> **SHORT EXERCISE**:
Tally every line of the listing where the string "关于印发" is found, and state the total alone.

Excerpt from a dataset:
━━━━━━━━━━

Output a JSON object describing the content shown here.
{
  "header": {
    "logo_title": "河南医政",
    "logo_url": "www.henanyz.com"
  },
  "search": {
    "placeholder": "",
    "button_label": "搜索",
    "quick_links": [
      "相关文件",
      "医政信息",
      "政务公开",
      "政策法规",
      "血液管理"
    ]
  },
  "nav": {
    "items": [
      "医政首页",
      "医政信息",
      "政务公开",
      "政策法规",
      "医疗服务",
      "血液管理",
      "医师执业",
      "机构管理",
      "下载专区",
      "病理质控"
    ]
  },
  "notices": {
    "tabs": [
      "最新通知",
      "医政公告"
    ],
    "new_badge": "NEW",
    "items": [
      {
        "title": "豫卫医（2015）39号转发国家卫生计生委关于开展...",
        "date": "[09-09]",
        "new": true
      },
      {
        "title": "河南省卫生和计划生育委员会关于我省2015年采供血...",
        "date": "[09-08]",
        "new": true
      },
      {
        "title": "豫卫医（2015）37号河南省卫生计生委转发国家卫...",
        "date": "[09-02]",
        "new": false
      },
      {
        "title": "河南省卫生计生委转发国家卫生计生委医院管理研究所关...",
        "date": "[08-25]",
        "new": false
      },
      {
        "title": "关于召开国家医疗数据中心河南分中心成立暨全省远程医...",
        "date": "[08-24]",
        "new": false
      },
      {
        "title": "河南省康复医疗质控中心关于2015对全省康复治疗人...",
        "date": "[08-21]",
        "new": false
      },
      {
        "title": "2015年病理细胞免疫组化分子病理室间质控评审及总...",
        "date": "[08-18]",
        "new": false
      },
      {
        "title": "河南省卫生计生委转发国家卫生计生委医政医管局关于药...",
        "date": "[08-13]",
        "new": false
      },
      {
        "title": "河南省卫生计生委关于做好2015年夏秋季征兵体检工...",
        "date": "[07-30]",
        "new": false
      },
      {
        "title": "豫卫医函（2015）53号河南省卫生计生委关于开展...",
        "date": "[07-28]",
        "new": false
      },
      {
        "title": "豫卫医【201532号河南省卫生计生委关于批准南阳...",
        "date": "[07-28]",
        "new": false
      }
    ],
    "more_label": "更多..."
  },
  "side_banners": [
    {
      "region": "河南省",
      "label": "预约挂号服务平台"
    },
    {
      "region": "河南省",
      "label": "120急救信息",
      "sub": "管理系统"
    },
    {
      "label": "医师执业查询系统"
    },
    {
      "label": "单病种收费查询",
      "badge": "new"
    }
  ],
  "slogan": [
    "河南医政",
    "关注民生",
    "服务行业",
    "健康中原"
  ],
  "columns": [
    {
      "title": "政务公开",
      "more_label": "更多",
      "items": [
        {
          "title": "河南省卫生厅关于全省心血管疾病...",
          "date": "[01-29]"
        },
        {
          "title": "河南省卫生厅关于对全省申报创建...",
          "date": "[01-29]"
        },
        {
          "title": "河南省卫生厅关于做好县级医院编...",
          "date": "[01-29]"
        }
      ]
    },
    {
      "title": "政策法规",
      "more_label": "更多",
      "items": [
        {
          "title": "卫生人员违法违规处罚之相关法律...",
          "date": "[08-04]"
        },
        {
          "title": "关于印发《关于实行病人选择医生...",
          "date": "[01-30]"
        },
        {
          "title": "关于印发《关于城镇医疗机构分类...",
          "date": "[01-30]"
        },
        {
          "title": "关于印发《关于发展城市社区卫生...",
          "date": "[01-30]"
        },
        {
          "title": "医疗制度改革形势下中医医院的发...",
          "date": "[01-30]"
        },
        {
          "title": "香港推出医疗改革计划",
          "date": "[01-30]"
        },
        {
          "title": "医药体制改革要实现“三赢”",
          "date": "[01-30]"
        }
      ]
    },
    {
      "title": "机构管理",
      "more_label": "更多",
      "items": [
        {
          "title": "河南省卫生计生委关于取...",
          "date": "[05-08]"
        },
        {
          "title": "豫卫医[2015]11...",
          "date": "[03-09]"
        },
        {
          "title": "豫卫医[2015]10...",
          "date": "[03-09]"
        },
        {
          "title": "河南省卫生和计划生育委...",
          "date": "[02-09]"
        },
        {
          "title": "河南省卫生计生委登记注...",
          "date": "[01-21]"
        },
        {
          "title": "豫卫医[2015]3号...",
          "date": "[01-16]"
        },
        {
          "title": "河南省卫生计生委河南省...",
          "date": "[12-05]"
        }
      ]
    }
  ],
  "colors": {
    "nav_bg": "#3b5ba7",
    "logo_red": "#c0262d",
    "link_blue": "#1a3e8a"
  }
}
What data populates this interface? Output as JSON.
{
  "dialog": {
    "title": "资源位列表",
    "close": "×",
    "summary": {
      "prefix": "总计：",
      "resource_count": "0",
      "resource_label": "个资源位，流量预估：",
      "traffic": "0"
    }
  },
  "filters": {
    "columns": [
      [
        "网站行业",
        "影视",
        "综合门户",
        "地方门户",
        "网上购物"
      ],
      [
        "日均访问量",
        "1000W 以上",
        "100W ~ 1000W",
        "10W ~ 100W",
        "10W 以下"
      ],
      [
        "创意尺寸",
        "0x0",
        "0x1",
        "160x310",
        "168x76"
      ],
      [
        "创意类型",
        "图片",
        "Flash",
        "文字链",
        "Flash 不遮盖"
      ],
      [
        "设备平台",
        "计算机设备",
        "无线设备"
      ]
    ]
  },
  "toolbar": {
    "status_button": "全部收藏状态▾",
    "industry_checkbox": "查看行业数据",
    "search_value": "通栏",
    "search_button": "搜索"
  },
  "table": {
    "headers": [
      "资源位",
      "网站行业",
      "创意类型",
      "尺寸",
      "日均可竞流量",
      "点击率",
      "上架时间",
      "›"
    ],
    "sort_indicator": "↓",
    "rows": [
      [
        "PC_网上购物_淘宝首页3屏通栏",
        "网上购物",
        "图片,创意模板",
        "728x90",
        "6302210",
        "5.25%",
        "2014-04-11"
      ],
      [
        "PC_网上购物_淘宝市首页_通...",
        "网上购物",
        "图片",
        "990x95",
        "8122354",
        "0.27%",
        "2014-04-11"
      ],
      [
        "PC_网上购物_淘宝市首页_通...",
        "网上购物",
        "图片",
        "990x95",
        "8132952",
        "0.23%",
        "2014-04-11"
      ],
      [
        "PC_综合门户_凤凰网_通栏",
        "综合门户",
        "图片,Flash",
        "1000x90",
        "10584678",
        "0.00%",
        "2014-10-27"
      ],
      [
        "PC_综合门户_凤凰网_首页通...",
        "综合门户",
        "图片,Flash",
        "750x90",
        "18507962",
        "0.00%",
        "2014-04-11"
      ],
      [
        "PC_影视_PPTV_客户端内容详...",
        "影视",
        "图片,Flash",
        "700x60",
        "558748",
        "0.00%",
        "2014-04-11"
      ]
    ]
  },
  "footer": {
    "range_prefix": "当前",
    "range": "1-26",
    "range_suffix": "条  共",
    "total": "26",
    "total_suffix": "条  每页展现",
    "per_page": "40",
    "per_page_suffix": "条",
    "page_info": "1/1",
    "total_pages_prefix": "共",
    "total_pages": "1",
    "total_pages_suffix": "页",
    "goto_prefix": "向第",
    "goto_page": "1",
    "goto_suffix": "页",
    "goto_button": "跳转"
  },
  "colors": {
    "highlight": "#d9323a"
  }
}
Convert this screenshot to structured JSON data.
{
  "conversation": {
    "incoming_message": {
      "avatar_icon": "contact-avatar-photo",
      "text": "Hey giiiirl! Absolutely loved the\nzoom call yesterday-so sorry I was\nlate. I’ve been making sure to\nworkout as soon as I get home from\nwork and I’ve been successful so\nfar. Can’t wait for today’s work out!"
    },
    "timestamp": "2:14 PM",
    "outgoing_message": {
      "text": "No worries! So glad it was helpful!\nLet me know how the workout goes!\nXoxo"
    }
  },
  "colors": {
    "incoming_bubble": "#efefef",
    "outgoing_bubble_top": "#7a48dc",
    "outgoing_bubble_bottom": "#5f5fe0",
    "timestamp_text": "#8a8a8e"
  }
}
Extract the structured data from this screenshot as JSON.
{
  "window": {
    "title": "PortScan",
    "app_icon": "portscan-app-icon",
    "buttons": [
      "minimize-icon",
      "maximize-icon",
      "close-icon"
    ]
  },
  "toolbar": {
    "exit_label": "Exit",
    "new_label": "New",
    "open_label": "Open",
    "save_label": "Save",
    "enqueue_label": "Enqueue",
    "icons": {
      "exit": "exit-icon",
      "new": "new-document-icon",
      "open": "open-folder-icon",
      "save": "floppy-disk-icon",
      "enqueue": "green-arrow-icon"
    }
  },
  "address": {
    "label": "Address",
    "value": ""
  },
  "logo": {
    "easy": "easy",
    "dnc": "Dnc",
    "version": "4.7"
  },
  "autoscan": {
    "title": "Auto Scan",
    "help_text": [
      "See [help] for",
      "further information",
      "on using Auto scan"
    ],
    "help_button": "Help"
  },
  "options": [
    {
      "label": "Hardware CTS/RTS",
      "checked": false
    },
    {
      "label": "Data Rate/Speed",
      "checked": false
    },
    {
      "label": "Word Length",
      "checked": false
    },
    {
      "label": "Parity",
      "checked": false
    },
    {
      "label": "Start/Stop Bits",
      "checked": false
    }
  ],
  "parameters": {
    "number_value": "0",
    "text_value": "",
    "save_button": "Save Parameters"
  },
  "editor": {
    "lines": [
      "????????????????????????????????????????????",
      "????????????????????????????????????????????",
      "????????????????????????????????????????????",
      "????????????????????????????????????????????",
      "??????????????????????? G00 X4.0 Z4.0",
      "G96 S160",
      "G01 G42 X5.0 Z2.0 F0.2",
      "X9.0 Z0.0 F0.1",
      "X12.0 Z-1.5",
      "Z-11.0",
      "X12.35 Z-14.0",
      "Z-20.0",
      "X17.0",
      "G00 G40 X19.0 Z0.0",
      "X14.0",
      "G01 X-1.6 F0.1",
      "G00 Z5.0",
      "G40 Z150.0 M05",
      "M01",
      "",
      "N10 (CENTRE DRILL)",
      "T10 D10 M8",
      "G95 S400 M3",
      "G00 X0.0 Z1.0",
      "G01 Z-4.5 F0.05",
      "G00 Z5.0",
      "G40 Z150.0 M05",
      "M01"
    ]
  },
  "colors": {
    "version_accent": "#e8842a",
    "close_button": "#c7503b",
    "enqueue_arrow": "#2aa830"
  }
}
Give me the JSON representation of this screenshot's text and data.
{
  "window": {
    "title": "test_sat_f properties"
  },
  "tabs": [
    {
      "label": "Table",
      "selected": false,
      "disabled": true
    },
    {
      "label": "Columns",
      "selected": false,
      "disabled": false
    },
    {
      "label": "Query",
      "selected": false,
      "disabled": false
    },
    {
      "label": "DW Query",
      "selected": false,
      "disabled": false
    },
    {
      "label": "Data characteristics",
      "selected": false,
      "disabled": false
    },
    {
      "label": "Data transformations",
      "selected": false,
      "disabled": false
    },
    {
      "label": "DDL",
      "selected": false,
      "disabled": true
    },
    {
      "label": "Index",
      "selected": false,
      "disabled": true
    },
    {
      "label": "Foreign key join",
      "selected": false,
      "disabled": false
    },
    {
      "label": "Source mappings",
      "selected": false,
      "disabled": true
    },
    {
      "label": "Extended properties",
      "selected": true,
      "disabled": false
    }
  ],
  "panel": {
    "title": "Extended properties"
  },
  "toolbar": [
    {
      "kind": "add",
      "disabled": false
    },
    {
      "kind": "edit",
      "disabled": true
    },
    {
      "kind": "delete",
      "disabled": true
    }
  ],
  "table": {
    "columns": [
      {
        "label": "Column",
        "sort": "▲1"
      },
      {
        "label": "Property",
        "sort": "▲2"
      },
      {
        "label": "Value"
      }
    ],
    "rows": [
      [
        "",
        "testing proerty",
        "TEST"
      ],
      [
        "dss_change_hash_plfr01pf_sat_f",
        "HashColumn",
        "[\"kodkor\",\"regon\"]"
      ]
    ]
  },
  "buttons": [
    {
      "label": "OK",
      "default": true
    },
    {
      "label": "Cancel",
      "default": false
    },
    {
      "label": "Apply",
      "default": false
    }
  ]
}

━━━━━━━━━━

> **THE RESULT**:
3